(Data records)
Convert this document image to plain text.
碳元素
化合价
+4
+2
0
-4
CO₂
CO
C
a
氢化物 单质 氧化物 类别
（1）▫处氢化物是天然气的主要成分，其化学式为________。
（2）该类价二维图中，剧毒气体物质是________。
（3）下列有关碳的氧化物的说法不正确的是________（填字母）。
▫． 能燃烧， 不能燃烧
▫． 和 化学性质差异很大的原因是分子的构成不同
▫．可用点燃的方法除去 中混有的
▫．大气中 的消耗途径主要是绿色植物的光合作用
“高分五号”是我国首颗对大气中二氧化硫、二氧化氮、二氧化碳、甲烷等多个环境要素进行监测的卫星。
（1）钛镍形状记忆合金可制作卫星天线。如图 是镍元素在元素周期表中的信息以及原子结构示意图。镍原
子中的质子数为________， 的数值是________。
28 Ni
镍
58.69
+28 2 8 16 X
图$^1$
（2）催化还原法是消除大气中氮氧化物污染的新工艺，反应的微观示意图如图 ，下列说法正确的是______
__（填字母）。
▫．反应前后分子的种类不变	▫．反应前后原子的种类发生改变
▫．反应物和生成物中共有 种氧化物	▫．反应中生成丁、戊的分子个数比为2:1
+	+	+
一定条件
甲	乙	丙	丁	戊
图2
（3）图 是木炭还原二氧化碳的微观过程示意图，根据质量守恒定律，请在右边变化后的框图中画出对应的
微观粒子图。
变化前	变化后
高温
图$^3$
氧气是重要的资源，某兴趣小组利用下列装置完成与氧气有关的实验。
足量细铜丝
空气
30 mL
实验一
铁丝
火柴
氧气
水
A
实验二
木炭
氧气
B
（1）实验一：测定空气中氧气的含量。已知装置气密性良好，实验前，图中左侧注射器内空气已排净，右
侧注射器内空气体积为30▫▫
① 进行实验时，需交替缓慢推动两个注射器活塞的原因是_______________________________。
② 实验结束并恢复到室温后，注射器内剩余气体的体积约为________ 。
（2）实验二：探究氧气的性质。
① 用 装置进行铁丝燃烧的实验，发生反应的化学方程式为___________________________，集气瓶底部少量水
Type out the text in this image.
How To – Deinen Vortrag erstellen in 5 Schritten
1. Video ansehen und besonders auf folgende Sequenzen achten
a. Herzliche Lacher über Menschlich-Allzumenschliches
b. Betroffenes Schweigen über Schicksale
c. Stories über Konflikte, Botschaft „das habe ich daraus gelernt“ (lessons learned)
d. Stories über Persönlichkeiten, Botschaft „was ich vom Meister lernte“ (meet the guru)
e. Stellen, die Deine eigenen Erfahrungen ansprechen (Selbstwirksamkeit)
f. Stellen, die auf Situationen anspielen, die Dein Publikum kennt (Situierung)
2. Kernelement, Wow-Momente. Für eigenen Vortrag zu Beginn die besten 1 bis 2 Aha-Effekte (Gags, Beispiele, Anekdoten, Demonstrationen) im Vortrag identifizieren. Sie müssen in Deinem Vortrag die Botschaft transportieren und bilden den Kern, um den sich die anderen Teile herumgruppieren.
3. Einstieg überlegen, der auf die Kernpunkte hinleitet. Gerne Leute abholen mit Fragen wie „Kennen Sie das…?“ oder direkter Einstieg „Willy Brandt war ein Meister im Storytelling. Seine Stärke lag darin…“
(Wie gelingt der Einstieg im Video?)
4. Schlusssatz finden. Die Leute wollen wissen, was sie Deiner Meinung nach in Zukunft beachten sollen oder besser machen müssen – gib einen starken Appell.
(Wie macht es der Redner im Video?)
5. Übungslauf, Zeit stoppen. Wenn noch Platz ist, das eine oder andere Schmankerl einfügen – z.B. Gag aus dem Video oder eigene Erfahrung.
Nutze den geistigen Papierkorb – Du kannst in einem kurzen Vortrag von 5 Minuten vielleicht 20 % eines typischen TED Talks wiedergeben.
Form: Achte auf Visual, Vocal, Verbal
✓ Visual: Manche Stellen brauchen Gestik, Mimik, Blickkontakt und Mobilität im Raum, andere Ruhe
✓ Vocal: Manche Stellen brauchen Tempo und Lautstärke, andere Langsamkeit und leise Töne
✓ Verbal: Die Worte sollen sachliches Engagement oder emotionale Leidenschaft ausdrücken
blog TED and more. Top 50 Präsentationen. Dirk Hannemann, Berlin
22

## WHAT IS BEING ASKED:
Write out every record, exactly as written.

## EXPECTED OUTPUT:
Convert this document image to plain text.
碳元素
化合价
+4
+2
0
-4
CO₂
CO
C
a
氢化物 单质 氧化物 类别
（1）▫处氢化物是天然气的主要成分，其化学式为________。
（2）该类价二维图中，剧毒气体物质是________。
（3）下列有关碳的氧化物的说法不正确的是________（填字母）。
▫． 能燃烧， 不能燃烧
▫． 和 化学性质差异很大的原因是分子的构成不同
▫．可用点燃的方法除去 中混有的
▫．大气中 的消耗途径主要是绿色植物的光合作用
“高分五号”是我国首颗对大气中二氧化硫、二氧化氮、二氧化碳、甲烷等多个环境要素进行监测的卫星。
（1）钛镍形状记忆合金可制作卫星天线。如图 是镍元素在元素周期表中的信息以及原子结构示意图。镍原
子中的质子数为________， 的数值是________。
28 Ni
镍
58.69
+28 2 8 16 X
图$^1$
（2）催化还原法是消除大气中氮氧化物污染的新工艺，反应的微观示意图如图 ，下列说法正确的是______
__（填字母）。
▫．反应前后分子的种类不变	▫．反应前后原子的种类发生改变
▫．反应物和生成物中共有 种氧化物	▫．反应中生成丁、戊的分子个数比为2:1
+	+	+
一定条件
甲	乙	丙	丁	戊
图2
（3）图 是木炭还原二氧化碳的微观过程示意图，根据质量守恒定律，请在右边变化后的框图中画出对应的
微观粒子图。
变化前	变化后
高温
图$^3$
氧气是重要的资源，某兴趣小组利用下列装置完成与氧气有关的实验。
足量细铜丝
空气
30 mL
实验一
铁丝
火柴
氧气
水
A
实验二
木炭
氧气
B
（1）实验一：测定空气中氧气的含量。已知装置气密性良好，实验前，图中左侧注射器内空气已排净，右
侧注射器内空气体积为30▫▫
① 进行实验时，需交替缓慢推动两个注射器活塞的原因是_______________________________。
② 实验结束并恢复到室温后，注射器内剩余气体的体积约为________ 。
（2）实验二：探究氧气的性质。
① 用 装置进行铁丝燃烧的实验，发生反应的化学方程式为___________________________，集气瓶底部少量水
Type out the text in this image.
How To – Deinen Vortrag erstellen in 5 Schritten
1. Video ansehen und besonders auf folgende Sequenzen achten
a. Herzliche Lacher über Menschlich-Allzumenschliches
b. Betroffenes Schweigen über Schicksale
c. Stories über Konflikte, Botschaft „das habe ich daraus gelernt“ (lessons learned)
d. Stories über Persönlichkeiten, Botschaft „was ich vom Meister lernte“ (meet the guru)
e. Stellen, die Deine eigenen Erfahrungen ansprechen (Selbstwirksamkeit)
f. Stellen, die auf Situationen anspielen, die Dein Publikum kennt (Situierung)
2. Kernelement, Wow-Momente. Für eigenen Vortrag zu Beginn die besten 1 bis 2 Aha-Effekte (Gags, Beispiele, Anekdoten, Demonstrationen) im Vortrag identifizieren. Sie müssen in Deinem Vortrag die Botschaft transportieren und bilden den Kern, um den sich die anderen Teile herumgruppieren.
3. Einstieg überlegen, der auf die Kernpunkte hinleitet. Gerne Leute abholen mit Fragen wie „Kennen Sie das…?“ oder direkter Einstieg „Willy Brandt war ein Meister im Storytelling. Seine Stärke lag darin…“
(Wie gelingt der Einstieg im Video?)
4. Schlusssatz finden. Die Leute wollen wissen, was sie Deiner Meinung nach in Zukunft beachten sollen oder besser machen müssen – gib einen starken Appell.
(Wie macht es der Redner im Video?)
5. Übungslauf, Zeit stoppen. Wenn noch Platz ist, das eine oder andere Schmankerl einfügen – z.B. Gag aus dem Video oder eigene Erfahrung.
Nutze den geistigen Papierkorb – Du kannst in einem kurzen Vortrag von 5 Minuten vielleicht 20 % eines typischen TED Talks wiedergeben.
Form: Achte auf Visual, Vocal, Verbal
✓ Visual: Manche Stellen brauchen Gestik, Mimik, Blickkontakt und Mobilität im Raum, andere Ruhe
✓ Vocal: Manche Stellen brauchen Tempo und Lautstärke, andere Langsamkeit und leise Töne
✓ Verbal: Die Worte sollen sachliches Engagement oder emotionale Leidenschaft ausdrücken
blog TED and more. Top 50 Präsentationen. Dirk Hannemann, Berlin
22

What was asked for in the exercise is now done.